TASK BRIEF
Repeat the whole listing exactly.

AVAILABLE DATA

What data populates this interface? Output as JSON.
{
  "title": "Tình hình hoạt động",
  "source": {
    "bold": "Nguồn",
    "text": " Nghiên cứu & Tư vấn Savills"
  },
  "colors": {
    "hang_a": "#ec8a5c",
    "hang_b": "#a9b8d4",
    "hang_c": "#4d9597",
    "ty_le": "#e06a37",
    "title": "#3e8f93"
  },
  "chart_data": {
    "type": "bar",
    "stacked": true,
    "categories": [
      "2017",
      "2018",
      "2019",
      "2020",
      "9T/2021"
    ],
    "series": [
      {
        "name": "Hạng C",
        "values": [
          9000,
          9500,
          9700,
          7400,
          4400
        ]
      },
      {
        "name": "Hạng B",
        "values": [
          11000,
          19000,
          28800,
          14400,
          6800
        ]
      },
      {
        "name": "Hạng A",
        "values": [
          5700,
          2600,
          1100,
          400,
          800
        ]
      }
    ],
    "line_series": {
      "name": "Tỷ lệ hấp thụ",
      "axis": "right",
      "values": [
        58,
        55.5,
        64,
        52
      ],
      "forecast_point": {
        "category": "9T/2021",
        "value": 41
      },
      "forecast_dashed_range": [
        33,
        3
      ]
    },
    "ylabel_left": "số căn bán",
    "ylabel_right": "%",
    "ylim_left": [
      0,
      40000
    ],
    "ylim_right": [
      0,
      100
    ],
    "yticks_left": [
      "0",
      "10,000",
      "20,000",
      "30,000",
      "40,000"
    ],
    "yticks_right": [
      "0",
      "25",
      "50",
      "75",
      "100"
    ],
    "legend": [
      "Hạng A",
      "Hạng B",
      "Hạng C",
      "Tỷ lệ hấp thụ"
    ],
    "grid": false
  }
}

SOLUTION TO THIS PROBLEM
What data populates this interface? Output as JSON.
{
  "title": "Tình hình hoạt động",
  "source": {
    "bold": "Nguồn",
    "text": " Nghiên cứu & Tư vấn Savills"
  },
  "colors": {
    "hang_a": "#ec8a5c",
    "hang_b": "#a9b8d4",
    "hang_c": "#4d9597",
    "ty_le": "#e06a37",
    "title": "#3e8f93"
  },
  "chart_data": {
    "type": "bar",
    "stacked": true,
    "categories": [
      "2017",
      "2018",
      "2019",
      "2020",
      "9T/2021"
    ],
    "series": [
      {
        "name": "Hạng C",
        "values": [
          9000,
          9500,
          9700,
          7400,
          4400
        ]
      },
      {
        "name": "Hạng B",
        "values": [
          11000,
          19000,
          28800,
          14400,
          6800
        ]
      },
      {
        "name": "Hạng A",
        "values": [
          5700,
          2600,
          1100,
          400,
          800
        ]
      }
    ],
    "line_series": {
      "name": "Tỷ lệ hấp thụ",
      "axis": "right",
      "values": [
        58,
        55.5,
        64,
        52
      ],
      "forecast_point": {
        "category": "9T/2021",
        "value": 41
      },
      "forecast_dashed_range": [
        33,
        3
      ]
    },
    "ylabel_left": "số căn bán",
    "ylabel_right": "%",
    "ylim_left": [
      0,
      40000
    ],
    "ylim_right": [
      0,
      100
    ],
    "yticks_left": [
      "0",
      "10,000",
      "20,000",
      "30,000",
      "40,000"
    ],
    "yticks_right": [
      "0",
      "25",
      "50",
      "75",
      "100"
    ],
    "legend": [
      "Hạng A",
      "Hạng B",
      "Hạng C",
      "Tỷ lệ hấp thụ"
    ],
    "grid": false
  }
}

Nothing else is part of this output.